Lines containing "this" are to be counted. Report the count alone.

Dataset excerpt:
- - - - -

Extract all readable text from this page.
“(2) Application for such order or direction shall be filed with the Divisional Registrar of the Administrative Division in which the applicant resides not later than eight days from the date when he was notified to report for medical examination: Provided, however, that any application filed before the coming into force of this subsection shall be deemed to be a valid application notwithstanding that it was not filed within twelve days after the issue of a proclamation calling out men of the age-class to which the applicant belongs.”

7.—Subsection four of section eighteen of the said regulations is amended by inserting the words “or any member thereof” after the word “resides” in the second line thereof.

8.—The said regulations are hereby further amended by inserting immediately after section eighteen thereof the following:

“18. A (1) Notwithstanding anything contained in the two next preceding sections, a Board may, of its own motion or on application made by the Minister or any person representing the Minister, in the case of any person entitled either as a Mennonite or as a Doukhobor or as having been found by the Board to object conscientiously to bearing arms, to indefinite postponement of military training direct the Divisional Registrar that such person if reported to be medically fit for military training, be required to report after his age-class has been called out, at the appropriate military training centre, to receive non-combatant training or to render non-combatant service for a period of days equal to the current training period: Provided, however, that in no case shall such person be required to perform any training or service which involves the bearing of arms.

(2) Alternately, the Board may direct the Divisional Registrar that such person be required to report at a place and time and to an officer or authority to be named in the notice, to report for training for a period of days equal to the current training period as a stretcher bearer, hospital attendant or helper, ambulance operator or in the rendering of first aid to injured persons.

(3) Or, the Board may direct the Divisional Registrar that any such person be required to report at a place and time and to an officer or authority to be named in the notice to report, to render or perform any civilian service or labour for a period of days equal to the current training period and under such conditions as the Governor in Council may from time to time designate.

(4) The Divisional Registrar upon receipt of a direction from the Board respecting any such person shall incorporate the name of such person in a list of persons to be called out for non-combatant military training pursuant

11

- - - - -

Full response →
2